__Written problem__. Copy every line in which the string "gives" occurs.

++++++++++++++++++++

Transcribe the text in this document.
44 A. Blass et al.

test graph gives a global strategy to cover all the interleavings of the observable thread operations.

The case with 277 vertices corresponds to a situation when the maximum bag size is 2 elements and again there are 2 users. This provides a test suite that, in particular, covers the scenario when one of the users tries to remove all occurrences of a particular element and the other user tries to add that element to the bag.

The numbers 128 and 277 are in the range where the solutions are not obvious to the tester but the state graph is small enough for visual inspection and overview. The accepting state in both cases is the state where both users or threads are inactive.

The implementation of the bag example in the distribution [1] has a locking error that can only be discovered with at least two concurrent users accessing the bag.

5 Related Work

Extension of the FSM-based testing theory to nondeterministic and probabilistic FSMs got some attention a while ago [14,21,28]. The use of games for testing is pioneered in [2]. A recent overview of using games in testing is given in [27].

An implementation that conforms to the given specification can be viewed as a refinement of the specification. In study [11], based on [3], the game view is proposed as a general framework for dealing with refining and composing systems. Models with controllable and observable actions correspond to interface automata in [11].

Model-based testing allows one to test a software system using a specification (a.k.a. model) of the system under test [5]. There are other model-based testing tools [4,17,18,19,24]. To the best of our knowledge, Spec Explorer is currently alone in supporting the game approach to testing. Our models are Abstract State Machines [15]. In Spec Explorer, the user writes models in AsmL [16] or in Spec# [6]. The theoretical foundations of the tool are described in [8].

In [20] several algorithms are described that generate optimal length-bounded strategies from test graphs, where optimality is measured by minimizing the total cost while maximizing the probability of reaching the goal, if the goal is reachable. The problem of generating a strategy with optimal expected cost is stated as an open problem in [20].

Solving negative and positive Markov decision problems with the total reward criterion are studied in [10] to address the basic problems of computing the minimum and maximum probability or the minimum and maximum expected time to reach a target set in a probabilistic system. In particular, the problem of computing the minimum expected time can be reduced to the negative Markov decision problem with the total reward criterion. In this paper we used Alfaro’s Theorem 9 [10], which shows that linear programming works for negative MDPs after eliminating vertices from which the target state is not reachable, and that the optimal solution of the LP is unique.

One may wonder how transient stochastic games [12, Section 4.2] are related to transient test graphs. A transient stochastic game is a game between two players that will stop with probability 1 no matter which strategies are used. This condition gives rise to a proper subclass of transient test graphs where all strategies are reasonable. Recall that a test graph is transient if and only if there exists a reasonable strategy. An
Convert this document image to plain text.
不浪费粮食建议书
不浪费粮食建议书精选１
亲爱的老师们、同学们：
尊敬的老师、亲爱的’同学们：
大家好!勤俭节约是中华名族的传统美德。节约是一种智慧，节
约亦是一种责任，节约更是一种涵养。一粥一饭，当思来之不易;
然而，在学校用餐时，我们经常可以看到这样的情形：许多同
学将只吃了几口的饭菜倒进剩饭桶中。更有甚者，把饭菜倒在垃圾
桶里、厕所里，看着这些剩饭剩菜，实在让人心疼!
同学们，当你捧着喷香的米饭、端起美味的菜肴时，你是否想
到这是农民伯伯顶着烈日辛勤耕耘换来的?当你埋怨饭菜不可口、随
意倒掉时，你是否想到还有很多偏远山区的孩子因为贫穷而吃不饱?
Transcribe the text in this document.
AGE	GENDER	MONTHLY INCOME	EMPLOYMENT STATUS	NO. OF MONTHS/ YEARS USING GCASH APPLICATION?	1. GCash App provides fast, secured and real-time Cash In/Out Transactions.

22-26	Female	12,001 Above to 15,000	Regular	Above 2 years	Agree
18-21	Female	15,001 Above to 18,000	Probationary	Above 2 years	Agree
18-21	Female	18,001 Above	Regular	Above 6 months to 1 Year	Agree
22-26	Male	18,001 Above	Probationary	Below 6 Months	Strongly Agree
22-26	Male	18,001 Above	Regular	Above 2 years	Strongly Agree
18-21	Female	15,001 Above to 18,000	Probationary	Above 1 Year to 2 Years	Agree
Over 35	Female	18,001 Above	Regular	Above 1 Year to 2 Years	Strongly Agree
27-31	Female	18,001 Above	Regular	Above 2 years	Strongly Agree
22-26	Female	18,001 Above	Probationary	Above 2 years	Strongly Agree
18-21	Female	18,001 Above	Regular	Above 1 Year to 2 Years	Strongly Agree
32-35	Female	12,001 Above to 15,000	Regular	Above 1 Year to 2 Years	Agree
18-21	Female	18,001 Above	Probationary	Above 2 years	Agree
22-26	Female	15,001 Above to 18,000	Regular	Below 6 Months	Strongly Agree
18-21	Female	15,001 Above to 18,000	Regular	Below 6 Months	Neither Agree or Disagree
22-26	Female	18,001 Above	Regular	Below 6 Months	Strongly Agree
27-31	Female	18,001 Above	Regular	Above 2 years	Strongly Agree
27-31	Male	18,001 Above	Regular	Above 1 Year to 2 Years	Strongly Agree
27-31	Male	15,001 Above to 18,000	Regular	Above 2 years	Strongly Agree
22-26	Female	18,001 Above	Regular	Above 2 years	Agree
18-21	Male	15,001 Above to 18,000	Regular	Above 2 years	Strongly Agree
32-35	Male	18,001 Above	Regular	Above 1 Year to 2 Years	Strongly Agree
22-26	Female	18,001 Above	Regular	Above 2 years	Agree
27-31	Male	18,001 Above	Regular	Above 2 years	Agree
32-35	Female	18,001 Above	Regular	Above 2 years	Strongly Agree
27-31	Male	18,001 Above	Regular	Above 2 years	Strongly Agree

++++++++++++++++++++

__Task output__.
test graph gives a global strategy to cover all the interleavings of the observable thread operations.
One may wonder how transient stochastic games [12, Section 4.2] are related to transient test graphs. A transient stochastic game is a game between two players that will stop with probability 1 no matter which strategies are used. This condition gives rise to a proper subclass of transient test graphs where all strategies are reasonable. Recall that a test graph is transient if and only if there exists a reasonable strategy. An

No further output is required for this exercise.